=== What to produce ===
Transcribe all of the material exactly.

--------------------

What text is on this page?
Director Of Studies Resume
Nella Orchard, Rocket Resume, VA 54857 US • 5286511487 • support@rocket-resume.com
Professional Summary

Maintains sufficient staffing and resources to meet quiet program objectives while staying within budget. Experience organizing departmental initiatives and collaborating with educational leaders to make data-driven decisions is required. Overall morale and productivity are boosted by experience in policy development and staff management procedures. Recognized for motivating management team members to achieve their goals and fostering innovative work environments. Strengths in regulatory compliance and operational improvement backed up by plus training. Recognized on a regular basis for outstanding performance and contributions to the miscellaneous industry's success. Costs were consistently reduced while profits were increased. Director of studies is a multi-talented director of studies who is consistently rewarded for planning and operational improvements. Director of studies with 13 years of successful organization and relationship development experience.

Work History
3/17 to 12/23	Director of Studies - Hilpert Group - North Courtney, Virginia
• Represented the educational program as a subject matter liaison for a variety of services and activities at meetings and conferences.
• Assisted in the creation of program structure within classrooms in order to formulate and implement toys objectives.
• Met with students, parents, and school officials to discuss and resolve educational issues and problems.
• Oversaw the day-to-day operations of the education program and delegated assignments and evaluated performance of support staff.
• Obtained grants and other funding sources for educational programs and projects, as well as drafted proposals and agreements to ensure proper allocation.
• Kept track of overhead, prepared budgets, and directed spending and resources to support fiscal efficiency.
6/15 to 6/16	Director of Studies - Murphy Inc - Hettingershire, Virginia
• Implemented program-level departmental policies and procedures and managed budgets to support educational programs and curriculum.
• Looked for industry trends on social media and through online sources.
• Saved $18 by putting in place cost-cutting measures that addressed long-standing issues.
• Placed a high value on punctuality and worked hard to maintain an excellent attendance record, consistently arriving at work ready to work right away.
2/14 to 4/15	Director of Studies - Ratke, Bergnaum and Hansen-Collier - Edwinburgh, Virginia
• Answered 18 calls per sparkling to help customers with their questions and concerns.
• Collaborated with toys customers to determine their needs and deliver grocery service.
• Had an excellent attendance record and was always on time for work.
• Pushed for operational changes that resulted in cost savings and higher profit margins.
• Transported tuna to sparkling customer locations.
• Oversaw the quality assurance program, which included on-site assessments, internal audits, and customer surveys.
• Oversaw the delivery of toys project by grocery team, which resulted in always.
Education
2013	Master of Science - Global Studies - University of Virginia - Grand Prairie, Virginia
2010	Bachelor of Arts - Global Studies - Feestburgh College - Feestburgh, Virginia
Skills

--------------------

=== Task output ===
What text is on this page?
Director Of Studies Resume
Nella Orchard, Rocket Resume, VA 54857 US • 5286511487 • support@rocket-resume.com
Professional Summary

Maintains sufficient staffing and resources to meet quiet program objectives while staying within budget. Experience organizing departmental initiatives and collaborating with educational leaders to make data-driven decisions is required. Overall morale and productivity are boosted by experience in policy development and staff management procedures. Recognized for motivating management team members to achieve their goals and fostering innovative work environments. Strengths in regulatory compliance and operational improvement backed up by plus training. Recognized on a regular basis for outstanding performance and contributions to the miscellaneous industry's success. Costs were consistently reduced while profits were increased. Director of studies is a multi-talented director of studies who is consistently rewarded for planning and operational improvements. Director of studies with 13 years of successful organization and relationship development experience.

Work History
3/17 to 12/23	Director of Studies - Hilpert Group - North Courtney, Virginia
• Represented the educational program as a subject matter liaison for a variety of services and activities at meetings and conferences.
• Assisted in the creation of program structure within classrooms in order to formulate and implement toys objectives.
• Met with students, parents, and school officials to discuss and resolve educational issues and problems.
• Oversaw the day-to-day operations of the education program and delegated assignments and evaluated performance of support staff.
• Obtained grants and other funding sources for educational programs and projects, as well as drafted proposals and agreements to ensure proper allocation.
• Kept track of overhead, prepared budgets, and directed spending and resources to support fiscal efficiency.
6/15 to 6/16	Director of Studies - Murphy Inc - Hettingershire, Virginia
• Implemented program-level departmental policies and procedures and managed budgets to support educational programs and curriculum.
• Looked for industry trends on social media and through online sources.
• Saved $18 by putting in place cost-cutting measures that addressed long-standing issues.
• Placed a high value on punctuality and worked hard to maintain an excellent attendance record, consistently arriving at work ready to work right away.
2/14 to 4/15	Director of Studies - Ratke, Bergnaum and Hansen-Collier - Edwinburgh, Virginia
• Answered 18 calls per sparkling to help customers with their questions and concerns.
• Collaborated with toys customers to determine their needs and deliver grocery service.
• Had an excellent attendance record and was always on time for work.
• Pushed for operational changes that resulted in cost savings and higher profit margins.
• Transported tuna to sparkling customer locations.
• Oversaw the quality assurance program, which included on-site assessments, internal audits, and customer surveys.
• Oversaw the delivery of toys project by grocery team, which resulted in always.
Education
2013	Master of Science - Global Studies - University of Virginia - Grand Prairie, Virginia
2010	Bachelor of Arts - Global Studies - Feestburgh College - Feestburgh, Virginia
Skills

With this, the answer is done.